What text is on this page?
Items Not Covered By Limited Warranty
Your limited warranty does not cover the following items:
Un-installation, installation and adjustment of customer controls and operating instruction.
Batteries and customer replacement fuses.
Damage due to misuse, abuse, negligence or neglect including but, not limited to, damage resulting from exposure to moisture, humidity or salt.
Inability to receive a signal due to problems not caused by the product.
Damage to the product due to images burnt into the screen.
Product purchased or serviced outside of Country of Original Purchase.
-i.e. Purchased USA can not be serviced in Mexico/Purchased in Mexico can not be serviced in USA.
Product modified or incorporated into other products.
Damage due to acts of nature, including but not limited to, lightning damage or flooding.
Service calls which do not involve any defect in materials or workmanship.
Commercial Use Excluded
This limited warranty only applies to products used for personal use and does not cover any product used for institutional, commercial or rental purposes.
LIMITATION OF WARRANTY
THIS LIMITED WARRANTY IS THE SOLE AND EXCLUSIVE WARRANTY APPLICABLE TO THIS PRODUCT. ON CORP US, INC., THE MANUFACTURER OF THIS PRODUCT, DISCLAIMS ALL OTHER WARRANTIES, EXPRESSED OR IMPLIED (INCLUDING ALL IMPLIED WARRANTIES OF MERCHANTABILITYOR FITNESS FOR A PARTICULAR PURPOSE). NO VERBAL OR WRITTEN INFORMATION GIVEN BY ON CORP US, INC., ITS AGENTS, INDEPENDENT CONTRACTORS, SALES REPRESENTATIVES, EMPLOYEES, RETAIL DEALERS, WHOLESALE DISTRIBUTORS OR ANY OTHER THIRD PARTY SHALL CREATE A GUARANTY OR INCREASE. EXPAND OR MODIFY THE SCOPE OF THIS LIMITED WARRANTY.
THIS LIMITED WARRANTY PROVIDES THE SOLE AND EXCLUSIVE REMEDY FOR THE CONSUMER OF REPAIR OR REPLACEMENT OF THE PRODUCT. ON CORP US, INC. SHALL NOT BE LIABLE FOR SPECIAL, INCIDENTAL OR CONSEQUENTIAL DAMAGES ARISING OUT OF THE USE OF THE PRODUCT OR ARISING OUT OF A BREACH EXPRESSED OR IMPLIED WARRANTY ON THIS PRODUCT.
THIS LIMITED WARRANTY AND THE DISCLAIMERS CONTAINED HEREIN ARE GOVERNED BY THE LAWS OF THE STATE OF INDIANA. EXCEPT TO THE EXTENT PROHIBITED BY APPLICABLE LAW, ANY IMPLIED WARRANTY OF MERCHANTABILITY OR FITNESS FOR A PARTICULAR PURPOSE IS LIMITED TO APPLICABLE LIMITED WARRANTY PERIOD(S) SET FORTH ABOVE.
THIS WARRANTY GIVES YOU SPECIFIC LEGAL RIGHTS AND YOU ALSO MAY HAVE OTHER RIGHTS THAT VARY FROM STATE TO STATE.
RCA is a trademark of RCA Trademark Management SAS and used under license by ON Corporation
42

--*--

- _Job_
Write out all of the records once more, exactly.

- _Completed task_
What text is on this page?
Items Not Covered By Limited Warranty
Your limited warranty does not cover the following items:
Un-installation, installation and adjustment of customer controls and operating instruction.
Batteries and customer replacement fuses.
Damage due to misuse, abuse, negligence or neglect including but, not limited to, damage resulting from exposure to moisture, humidity or salt.
Inability to receive a signal due to problems not caused by the product.
Damage to the product due to images burnt into the screen.
Product purchased or serviced outside of Country of Original Purchase.
-i.e. Purchased USA can not be serviced in Mexico/Purchased in Mexico can not be serviced in USA.
Product modified or incorporated into other products.
Damage due to acts of nature, including but not limited to, lightning damage or flooding.
Service calls which do not involve any defect in materials or workmanship.
Commercial Use Excluded
This limited warranty only applies to products used for personal use and does not cover any product used for institutional, commercial or rental purposes.
LIMITATION OF WARRANTY
THIS LIMITED WARRANTY IS THE SOLE AND EXCLUSIVE WARRANTY APPLICABLE TO THIS PRODUCT. ON CORP US, INC., THE MANUFACTURER OF THIS PRODUCT, DISCLAIMS ALL OTHER WARRANTIES, EXPRESSED OR IMPLIED (INCLUDING ALL IMPLIED WARRANTIES OF MERCHANTABILITYOR FITNESS FOR A PARTICULAR PURPOSE). NO VERBAL OR WRITTEN INFORMATION GIVEN BY ON CORP US, INC., ITS AGENTS, INDEPENDENT CONTRACTORS, SALES REPRESENTATIVES, EMPLOYEES, RETAIL DEALERS, WHOLESALE DISTRIBUTORS OR ANY OTHER THIRD PARTY SHALL CREATE A GUARANTY OR INCREASE. EXPAND OR MODIFY THE SCOPE OF THIS LIMITED WARRANTY.
THIS LIMITED WARRANTY PROVIDES THE SOLE AND EXCLUSIVE REMEDY FOR THE CONSUMER OF REPAIR OR REPLACEMENT OF THE PRODUCT. ON CORP US, INC. SHALL NOT BE LIABLE FOR SPECIAL, INCIDENTAL OR CONSEQUENTIAL DAMAGES ARISING OUT OF THE USE OF THE PRODUCT OR ARISING OUT OF A BREACH EXPRESSED OR IMPLIED WARRANTY ON THIS PRODUCT.
THIS LIMITED WARRANTY AND THE DISCLAIMERS CONTAINED HEREIN ARE GOVERNED BY THE LAWS OF THE STATE OF INDIANA. EXCEPT TO THE EXTENT PROHIBITED BY APPLICABLE LAW, ANY IMPLIED WARRANTY OF MERCHANTABILITY OR FITNESS FOR A PARTICULAR PURPOSE IS LIMITED TO APPLICABLE LIMITED WARRANTY PERIOD(S) SET FORTH ABOVE.
THIS WARRANTY GIVES YOU SPECIFIC LEGAL RIGHTS AND YOU ALSO MAY HAVE OTHER RIGHTS THAT VARY FROM STATE TO STATE.
RCA is a trademark of RCA Trademark Management SAS and used under license by ON Corporation
42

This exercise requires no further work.